• Exercise aim: Pull out every line below holding the word "hình".

• Record set:
========================================================================

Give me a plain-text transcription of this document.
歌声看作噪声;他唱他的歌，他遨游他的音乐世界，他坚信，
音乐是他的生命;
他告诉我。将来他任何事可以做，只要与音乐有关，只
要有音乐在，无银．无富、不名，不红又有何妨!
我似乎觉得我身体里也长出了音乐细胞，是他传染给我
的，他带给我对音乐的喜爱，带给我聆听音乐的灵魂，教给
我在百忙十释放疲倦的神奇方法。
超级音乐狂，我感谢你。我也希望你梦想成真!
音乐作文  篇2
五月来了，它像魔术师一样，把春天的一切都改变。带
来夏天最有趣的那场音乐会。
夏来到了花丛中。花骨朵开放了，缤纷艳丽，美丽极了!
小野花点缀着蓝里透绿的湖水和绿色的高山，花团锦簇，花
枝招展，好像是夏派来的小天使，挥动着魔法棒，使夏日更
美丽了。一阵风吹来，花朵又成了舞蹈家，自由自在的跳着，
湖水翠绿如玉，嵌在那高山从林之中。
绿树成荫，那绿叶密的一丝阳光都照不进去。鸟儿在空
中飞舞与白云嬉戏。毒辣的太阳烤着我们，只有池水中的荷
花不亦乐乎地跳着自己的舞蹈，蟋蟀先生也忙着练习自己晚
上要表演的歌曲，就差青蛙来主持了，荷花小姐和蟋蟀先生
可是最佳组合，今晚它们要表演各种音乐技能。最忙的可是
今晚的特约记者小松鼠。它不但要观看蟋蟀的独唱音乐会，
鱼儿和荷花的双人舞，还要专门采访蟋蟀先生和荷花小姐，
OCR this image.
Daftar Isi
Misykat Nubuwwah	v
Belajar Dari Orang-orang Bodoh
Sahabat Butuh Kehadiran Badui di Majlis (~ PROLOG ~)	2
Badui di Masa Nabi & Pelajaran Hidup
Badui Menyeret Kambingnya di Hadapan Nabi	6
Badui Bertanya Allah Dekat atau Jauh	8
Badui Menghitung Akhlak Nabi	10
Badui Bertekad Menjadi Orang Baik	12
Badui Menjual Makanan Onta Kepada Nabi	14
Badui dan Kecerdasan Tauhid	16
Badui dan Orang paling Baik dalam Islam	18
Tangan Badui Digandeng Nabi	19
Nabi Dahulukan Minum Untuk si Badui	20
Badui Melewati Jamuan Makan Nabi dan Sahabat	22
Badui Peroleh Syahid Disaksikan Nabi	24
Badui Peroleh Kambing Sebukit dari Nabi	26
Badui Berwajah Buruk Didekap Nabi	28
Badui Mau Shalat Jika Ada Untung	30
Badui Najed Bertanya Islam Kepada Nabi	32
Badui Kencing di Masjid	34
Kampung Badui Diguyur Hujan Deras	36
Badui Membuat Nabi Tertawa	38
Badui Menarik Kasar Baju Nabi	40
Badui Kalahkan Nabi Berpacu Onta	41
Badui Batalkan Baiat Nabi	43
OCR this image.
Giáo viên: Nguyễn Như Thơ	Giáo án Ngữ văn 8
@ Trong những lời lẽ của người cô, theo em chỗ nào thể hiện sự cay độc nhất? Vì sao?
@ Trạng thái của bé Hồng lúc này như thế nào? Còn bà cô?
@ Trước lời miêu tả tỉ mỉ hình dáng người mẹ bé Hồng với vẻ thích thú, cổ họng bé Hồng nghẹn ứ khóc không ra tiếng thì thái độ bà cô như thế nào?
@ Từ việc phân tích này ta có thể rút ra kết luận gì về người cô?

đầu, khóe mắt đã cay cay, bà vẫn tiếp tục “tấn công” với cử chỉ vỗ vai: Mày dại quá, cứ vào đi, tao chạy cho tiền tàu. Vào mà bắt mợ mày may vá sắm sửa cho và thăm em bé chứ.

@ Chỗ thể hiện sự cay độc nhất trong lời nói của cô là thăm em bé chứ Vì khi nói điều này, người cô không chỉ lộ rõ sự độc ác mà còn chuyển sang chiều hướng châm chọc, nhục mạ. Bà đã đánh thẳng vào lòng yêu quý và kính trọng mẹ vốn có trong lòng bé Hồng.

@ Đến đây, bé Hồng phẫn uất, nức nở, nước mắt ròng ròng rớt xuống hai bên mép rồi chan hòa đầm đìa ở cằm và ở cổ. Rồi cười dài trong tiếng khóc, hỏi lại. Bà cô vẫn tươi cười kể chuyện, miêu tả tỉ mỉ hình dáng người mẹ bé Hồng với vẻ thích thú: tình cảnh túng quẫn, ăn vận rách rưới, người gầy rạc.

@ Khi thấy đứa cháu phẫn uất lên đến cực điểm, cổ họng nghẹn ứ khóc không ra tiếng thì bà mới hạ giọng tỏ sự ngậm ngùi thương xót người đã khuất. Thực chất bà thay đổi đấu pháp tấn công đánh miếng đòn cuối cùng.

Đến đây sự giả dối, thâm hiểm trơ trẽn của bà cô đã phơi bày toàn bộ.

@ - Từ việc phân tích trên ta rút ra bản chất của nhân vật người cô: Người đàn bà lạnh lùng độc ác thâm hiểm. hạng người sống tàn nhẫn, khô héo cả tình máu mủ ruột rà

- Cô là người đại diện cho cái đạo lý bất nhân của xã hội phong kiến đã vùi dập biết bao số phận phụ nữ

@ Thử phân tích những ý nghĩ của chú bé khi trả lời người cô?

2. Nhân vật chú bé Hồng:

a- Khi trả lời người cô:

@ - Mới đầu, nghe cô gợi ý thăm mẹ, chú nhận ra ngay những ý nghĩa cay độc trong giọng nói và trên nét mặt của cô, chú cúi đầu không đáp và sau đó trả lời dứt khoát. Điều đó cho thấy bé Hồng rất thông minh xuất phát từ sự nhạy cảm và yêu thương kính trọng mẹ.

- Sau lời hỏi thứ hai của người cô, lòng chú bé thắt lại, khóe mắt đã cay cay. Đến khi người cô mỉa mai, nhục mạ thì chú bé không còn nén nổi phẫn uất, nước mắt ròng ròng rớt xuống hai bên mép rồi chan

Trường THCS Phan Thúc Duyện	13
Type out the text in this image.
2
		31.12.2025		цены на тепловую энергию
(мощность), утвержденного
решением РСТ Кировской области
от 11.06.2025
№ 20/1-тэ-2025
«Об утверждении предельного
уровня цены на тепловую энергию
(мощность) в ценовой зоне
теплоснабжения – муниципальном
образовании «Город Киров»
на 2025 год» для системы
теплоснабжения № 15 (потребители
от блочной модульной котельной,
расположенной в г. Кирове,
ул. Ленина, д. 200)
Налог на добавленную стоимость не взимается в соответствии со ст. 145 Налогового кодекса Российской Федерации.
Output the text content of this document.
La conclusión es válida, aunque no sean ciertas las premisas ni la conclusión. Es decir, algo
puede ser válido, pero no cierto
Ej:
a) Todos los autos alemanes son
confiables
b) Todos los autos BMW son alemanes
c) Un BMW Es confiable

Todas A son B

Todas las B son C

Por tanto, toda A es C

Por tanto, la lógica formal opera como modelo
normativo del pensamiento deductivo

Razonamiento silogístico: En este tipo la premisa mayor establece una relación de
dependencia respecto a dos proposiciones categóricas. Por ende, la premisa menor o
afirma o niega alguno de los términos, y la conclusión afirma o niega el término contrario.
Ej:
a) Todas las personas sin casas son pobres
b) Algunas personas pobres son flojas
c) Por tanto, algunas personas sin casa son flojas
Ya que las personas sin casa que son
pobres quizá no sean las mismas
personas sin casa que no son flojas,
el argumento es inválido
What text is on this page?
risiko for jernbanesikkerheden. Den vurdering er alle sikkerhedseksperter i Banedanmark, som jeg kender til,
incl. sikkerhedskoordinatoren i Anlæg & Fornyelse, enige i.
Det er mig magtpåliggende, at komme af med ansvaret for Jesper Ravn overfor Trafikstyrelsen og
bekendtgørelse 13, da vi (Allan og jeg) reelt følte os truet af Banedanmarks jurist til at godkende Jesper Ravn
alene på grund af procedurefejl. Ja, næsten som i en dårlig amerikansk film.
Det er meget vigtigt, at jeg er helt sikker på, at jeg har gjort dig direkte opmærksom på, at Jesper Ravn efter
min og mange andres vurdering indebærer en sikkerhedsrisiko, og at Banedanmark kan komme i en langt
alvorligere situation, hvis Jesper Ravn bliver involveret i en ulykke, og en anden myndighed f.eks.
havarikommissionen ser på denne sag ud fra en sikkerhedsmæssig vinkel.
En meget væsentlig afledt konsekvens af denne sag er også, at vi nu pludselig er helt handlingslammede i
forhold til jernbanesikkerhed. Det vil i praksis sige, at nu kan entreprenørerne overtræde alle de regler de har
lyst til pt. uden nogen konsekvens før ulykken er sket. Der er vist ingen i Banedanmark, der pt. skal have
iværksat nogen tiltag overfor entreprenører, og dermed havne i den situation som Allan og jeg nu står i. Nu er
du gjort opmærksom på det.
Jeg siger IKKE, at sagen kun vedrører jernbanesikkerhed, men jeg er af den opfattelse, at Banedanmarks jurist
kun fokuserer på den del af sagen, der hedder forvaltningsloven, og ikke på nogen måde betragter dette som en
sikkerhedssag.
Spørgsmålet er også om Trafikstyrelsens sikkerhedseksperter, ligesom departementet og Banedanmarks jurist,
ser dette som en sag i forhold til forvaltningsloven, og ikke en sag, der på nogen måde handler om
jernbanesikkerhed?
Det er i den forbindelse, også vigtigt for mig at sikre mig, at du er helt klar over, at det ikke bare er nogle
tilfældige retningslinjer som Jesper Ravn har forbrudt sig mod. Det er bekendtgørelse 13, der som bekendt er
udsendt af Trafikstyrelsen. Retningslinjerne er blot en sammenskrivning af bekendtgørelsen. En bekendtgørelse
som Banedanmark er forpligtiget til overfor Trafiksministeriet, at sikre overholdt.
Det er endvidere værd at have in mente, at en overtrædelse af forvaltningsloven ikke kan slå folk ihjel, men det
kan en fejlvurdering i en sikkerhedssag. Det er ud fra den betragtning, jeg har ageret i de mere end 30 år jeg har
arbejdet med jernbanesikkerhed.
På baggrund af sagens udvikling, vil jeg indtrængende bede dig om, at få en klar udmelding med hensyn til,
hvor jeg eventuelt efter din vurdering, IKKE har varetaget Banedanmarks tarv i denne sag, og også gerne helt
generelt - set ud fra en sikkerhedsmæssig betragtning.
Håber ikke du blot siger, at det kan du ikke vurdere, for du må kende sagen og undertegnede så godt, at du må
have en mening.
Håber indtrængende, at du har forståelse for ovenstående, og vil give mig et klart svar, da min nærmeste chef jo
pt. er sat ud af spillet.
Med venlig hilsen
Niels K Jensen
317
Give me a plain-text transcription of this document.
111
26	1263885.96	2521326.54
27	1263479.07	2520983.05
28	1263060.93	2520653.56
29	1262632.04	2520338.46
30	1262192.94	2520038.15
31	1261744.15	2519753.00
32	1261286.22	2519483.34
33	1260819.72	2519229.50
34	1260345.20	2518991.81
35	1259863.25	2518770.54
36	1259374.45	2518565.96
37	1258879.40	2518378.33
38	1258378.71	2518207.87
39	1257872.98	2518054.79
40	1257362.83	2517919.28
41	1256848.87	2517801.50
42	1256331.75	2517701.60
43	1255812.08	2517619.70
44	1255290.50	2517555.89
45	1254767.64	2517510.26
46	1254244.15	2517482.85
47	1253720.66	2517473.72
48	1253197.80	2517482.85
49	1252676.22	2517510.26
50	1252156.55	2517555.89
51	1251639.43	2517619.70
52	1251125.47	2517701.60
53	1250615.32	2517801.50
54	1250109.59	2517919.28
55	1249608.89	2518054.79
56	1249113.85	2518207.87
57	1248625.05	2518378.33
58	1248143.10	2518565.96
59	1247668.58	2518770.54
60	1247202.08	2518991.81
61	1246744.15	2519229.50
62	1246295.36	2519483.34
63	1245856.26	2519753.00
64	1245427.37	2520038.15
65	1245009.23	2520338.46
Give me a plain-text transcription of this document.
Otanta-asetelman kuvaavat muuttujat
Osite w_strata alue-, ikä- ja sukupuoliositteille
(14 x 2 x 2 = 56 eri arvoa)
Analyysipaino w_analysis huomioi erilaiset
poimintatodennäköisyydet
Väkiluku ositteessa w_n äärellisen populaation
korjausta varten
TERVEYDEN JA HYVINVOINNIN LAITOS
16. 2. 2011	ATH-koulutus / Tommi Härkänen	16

========================================================================

• Correct answer:
@ Trước lời miêu tả tỉ mỉ hình dáng người mẹ bé Hồng với vẻ thích thú, cổ họng bé Hồng nghẹn ứ khóc không ra tiếng thì thái độ bà cô như thế nào?
@ Đến đây, bé Hồng phẫn uất, nức nở, nước mắt ròng ròng rớt xuống hai bên mép rồi chan hòa đầm đìa ở cằm và ở cổ. Rồi cười dài trong tiếng khóc, hỏi lại. Bà cô vẫn tươi cười kể chuyện, miêu tả tỉ mỉ hình dáng người mẹ bé Hồng với vẻ thích thú: tình cảnh túng quẫn, ăn vận rách rưới, người gầy rạc.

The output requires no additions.